### [STATED TASK]
Of the lines in this material, how many contain "title"? Answer with a single number only.

....

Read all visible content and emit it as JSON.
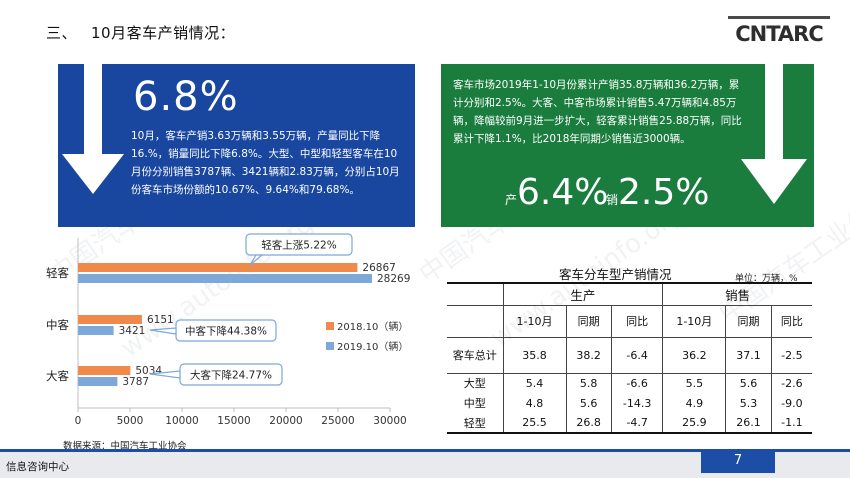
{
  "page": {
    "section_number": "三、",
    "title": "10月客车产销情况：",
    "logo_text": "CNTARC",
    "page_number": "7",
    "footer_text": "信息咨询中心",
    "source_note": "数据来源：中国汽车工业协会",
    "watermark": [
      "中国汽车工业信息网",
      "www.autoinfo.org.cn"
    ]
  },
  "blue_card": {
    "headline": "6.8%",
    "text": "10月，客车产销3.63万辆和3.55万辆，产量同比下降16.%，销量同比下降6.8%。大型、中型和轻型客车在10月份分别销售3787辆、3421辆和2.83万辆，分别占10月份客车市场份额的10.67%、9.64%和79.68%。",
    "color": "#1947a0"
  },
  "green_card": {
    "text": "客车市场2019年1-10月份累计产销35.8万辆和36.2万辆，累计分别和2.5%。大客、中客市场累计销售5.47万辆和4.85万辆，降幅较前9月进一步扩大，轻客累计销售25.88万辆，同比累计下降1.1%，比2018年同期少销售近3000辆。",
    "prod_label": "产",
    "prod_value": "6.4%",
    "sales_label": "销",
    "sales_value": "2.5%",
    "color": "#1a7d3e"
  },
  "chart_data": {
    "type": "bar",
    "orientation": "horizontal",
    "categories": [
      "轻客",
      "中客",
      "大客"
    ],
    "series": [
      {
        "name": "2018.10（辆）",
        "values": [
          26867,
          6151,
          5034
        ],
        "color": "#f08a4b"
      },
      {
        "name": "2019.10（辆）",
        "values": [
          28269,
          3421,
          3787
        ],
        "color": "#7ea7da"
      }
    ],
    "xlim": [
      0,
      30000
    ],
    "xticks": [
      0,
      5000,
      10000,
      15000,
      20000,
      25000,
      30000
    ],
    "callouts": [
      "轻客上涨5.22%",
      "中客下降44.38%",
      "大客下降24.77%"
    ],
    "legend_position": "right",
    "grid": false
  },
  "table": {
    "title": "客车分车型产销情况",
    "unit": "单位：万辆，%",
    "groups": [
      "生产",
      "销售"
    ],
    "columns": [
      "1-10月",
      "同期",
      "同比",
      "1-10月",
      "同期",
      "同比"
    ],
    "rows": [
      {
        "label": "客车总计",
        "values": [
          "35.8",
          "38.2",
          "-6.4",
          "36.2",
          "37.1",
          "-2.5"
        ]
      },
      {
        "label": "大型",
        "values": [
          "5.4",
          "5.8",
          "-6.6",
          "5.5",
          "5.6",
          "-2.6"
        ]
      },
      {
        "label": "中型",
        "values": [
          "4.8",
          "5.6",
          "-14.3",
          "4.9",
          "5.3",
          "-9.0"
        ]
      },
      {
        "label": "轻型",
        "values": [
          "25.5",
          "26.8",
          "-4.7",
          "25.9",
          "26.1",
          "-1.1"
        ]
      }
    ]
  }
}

....

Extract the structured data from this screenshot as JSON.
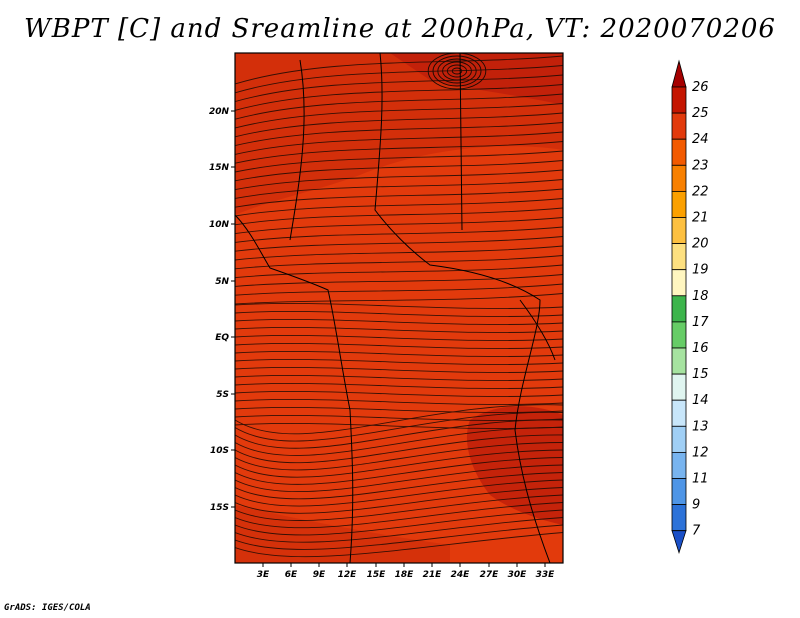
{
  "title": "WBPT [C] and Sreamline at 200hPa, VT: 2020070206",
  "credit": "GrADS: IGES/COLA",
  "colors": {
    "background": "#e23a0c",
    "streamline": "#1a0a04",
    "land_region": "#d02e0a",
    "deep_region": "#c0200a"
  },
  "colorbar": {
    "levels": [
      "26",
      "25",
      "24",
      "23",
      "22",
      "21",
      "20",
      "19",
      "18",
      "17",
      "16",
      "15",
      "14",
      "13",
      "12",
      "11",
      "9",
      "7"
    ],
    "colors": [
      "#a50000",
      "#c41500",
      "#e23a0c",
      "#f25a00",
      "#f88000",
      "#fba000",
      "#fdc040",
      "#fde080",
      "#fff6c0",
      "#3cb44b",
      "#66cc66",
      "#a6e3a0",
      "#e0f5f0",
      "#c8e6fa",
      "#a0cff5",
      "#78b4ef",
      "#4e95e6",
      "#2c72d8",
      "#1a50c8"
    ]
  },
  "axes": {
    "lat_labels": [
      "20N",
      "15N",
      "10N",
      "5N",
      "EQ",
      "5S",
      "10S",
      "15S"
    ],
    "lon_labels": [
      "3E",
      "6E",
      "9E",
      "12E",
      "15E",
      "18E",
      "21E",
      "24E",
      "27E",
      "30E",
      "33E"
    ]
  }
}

....

### [COMPLETED TASK]
3